- **TASK GOAL**:
Search the listing below for "title". Copy each matching line.

**** DATA SHOWN ****

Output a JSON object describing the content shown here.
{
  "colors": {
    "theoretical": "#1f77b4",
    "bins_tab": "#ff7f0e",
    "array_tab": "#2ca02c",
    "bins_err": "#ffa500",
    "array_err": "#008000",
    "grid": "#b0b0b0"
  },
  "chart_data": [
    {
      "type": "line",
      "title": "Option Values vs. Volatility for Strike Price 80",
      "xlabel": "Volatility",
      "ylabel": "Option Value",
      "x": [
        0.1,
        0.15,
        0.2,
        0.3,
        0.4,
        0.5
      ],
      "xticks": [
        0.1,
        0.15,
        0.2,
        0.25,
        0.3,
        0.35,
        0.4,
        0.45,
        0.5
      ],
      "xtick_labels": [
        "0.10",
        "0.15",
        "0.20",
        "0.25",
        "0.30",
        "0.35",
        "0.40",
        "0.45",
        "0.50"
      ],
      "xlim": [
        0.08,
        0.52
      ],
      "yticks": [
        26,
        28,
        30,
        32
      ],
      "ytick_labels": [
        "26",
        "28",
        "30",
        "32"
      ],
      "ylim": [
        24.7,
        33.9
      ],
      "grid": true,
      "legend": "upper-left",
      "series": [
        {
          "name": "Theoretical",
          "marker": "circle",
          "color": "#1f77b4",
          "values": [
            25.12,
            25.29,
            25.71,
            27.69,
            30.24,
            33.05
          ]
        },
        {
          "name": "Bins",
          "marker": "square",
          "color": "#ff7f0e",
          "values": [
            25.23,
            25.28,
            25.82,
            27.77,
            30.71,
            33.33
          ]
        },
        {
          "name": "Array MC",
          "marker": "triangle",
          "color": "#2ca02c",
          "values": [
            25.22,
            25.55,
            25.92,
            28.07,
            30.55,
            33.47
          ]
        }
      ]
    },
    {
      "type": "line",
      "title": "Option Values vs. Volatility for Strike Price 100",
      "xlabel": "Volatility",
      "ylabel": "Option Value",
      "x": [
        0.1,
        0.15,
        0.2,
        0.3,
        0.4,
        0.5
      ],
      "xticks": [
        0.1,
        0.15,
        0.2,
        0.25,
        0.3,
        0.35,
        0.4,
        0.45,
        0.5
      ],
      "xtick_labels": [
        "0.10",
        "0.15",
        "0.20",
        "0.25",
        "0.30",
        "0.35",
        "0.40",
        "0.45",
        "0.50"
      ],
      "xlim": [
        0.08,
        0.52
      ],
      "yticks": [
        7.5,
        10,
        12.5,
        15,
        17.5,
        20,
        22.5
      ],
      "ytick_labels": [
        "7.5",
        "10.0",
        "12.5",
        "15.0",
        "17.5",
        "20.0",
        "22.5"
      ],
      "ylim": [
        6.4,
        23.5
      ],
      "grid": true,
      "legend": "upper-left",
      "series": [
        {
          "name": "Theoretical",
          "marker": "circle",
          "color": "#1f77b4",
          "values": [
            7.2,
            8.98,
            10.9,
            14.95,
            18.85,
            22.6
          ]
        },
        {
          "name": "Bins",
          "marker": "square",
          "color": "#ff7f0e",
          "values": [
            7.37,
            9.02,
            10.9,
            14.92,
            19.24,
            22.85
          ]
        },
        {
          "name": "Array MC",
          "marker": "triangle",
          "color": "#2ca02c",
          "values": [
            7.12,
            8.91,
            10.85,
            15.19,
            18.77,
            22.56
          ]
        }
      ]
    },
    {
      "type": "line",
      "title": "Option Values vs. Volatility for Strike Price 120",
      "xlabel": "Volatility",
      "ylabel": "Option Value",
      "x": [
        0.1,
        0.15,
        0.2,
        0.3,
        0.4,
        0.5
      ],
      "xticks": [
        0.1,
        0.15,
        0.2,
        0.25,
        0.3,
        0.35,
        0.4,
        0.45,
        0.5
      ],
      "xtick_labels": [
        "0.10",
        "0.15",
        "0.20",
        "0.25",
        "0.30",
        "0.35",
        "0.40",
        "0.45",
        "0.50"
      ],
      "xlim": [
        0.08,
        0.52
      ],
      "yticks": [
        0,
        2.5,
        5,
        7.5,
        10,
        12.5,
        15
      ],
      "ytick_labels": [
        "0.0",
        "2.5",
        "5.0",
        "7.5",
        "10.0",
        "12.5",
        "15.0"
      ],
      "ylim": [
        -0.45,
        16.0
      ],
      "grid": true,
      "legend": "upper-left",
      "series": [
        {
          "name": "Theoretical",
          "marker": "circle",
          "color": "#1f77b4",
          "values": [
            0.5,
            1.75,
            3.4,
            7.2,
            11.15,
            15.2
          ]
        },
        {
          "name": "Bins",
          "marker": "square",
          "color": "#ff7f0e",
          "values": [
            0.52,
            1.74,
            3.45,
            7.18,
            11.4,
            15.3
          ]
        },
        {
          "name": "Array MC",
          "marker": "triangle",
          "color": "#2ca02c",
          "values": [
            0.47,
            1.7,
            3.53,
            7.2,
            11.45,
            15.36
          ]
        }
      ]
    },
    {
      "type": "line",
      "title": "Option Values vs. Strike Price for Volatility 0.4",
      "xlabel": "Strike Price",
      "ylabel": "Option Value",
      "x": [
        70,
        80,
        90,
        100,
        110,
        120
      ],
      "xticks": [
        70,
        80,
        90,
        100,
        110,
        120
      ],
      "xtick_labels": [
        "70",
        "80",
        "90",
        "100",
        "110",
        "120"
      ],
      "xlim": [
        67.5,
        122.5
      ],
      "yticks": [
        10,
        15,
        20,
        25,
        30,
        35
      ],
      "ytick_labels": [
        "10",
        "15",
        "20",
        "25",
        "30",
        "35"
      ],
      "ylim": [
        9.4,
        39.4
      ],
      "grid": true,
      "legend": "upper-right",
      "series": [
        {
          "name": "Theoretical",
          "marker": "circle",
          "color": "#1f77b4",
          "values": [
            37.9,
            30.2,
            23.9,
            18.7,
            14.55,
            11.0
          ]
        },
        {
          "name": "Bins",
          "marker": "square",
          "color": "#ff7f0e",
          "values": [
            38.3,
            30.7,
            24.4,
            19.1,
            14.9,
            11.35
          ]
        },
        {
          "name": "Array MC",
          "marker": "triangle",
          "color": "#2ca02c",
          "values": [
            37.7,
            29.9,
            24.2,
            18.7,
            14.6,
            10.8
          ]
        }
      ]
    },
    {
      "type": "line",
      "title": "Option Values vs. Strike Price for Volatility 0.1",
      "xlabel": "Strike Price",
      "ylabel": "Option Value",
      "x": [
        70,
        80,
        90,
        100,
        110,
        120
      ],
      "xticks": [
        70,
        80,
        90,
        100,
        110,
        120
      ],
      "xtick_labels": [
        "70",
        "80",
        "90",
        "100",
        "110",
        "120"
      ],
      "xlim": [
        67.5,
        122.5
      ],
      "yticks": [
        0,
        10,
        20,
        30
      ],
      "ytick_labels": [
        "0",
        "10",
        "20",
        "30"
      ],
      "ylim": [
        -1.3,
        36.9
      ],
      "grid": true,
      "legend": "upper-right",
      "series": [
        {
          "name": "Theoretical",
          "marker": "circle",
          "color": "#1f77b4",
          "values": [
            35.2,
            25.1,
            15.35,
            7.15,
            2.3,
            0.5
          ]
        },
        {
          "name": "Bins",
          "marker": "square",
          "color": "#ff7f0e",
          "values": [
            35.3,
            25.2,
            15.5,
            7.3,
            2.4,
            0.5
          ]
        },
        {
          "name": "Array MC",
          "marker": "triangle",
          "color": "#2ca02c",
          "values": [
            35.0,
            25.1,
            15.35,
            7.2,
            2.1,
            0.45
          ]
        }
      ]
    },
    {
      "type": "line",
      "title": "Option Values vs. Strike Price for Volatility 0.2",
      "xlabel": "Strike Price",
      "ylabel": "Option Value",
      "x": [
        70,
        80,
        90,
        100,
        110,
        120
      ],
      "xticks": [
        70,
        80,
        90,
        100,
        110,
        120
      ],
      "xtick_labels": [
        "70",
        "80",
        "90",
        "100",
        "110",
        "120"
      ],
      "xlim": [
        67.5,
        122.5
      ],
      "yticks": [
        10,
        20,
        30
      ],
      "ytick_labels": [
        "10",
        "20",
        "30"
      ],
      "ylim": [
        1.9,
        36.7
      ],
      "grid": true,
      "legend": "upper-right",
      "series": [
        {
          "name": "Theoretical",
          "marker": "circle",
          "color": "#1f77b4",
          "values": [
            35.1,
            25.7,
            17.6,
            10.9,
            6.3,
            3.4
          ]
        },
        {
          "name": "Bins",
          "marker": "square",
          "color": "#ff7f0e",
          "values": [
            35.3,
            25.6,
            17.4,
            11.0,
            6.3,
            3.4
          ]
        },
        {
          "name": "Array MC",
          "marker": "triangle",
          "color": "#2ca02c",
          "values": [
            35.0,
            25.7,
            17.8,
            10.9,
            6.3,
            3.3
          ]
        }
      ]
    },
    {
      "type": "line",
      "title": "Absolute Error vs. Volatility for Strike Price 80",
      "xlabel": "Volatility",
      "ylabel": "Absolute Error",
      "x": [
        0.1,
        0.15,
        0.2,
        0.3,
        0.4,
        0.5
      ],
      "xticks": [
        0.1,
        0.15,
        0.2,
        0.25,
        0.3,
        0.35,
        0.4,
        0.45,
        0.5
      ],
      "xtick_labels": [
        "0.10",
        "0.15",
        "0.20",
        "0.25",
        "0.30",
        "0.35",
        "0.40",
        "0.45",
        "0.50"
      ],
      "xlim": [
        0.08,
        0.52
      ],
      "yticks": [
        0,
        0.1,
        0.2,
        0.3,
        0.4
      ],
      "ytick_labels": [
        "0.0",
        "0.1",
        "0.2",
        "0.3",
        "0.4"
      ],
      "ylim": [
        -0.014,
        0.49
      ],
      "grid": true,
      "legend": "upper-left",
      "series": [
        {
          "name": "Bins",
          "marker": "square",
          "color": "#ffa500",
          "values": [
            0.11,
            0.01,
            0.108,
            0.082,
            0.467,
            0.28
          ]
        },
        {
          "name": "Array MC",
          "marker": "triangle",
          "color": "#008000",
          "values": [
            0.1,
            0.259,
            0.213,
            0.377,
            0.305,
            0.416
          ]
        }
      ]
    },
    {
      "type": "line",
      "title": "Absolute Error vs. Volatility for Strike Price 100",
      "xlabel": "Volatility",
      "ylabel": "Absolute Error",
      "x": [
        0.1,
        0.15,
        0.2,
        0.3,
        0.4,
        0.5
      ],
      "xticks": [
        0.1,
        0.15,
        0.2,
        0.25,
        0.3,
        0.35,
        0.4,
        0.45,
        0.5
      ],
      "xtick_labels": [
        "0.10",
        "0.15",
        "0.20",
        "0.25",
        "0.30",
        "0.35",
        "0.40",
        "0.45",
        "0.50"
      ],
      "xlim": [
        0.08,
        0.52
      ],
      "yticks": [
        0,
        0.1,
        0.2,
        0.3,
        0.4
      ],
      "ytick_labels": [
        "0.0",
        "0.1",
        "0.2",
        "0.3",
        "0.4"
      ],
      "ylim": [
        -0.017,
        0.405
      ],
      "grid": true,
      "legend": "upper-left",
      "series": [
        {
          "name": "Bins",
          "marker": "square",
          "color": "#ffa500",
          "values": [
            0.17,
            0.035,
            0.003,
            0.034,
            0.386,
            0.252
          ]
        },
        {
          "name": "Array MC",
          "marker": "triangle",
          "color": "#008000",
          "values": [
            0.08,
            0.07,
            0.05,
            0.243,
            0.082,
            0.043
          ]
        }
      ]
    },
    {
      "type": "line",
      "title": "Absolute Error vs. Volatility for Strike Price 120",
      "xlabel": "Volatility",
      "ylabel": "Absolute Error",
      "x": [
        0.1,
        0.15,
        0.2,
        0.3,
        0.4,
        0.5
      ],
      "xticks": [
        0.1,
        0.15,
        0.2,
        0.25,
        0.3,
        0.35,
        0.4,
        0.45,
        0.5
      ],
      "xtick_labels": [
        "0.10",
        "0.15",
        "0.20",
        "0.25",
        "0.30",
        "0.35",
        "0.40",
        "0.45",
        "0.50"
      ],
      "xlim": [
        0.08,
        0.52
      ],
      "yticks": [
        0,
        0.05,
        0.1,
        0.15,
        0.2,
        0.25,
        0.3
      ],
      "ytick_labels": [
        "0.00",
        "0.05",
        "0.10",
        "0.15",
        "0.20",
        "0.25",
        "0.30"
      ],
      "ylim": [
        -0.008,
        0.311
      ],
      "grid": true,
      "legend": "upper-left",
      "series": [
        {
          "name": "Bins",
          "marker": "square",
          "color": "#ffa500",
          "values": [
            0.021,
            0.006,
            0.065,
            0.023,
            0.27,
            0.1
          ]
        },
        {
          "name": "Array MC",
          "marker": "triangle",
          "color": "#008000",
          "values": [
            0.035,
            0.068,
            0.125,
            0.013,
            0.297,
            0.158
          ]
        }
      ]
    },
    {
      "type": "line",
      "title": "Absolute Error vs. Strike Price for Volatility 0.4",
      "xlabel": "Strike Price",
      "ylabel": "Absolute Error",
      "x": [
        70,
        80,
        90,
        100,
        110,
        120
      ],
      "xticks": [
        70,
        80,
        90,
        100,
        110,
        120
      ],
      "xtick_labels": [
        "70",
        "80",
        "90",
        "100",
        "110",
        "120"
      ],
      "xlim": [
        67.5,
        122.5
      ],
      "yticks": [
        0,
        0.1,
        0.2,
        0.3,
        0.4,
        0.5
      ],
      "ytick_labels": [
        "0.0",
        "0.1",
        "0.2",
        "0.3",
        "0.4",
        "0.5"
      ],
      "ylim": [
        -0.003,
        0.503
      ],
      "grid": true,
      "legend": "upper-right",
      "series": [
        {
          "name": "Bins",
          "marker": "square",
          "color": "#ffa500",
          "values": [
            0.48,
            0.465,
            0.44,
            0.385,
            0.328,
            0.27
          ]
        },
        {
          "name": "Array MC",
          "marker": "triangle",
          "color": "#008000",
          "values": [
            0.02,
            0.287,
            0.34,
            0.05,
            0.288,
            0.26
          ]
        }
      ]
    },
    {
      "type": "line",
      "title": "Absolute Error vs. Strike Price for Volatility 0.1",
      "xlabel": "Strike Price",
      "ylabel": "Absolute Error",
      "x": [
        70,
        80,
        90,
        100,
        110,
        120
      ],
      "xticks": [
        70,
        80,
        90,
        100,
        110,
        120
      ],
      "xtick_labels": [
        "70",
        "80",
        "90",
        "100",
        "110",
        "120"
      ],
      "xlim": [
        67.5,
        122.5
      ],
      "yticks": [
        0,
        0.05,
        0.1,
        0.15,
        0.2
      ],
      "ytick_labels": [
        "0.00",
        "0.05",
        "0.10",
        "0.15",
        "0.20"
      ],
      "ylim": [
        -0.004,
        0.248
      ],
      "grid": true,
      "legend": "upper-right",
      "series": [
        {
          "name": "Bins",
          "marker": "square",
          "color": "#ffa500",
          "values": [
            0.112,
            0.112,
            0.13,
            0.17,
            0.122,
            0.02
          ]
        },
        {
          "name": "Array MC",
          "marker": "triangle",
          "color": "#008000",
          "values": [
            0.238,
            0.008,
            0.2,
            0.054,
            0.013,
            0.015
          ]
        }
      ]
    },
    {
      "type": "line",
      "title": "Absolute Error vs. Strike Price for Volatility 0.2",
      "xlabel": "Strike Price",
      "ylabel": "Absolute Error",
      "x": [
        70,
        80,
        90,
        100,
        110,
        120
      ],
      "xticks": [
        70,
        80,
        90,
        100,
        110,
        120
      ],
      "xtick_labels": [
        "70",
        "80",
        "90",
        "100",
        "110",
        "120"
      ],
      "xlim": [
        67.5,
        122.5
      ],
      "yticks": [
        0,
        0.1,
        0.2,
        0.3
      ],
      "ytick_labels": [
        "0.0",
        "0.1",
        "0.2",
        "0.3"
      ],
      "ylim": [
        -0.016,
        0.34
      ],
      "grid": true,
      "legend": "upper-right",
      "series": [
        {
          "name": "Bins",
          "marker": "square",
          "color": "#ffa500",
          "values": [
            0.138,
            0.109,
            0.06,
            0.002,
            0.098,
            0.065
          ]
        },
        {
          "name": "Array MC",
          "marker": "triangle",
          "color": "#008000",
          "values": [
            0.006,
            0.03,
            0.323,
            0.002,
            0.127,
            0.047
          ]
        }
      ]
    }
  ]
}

****

- **ANSWER TO THE TASK**:
      "title": "Option Values vs. Volatility for Strike Price 80",
      "title": "Option Values vs. Volatility for Strike Price 100",
      "title": "Option Values vs. Volatility for Strike Price 120",
      "title": "Option Values vs. Strike Price for Volatility 0.4",
      "title": "Option Values vs. Strike Price for Volatility 0.1",
      "title": "Option Values vs. Strike Price for Volatility 0.2",
      "title": "Absolute Error vs. Volatility for Strike Price 80",
      "title": "Absolute Error vs. Volatility for Strike Price 100",
      "title": "Absolute Error vs. Volatility for Strike Price 120",
      "title": "Absolute Error vs. Strike Price for Volatility 0.4",
      "title": "Absolute Error vs. Strike Price for Volatility 0.1",
      "title": "Absolute Error vs. Strike Price for Volatility 0.2",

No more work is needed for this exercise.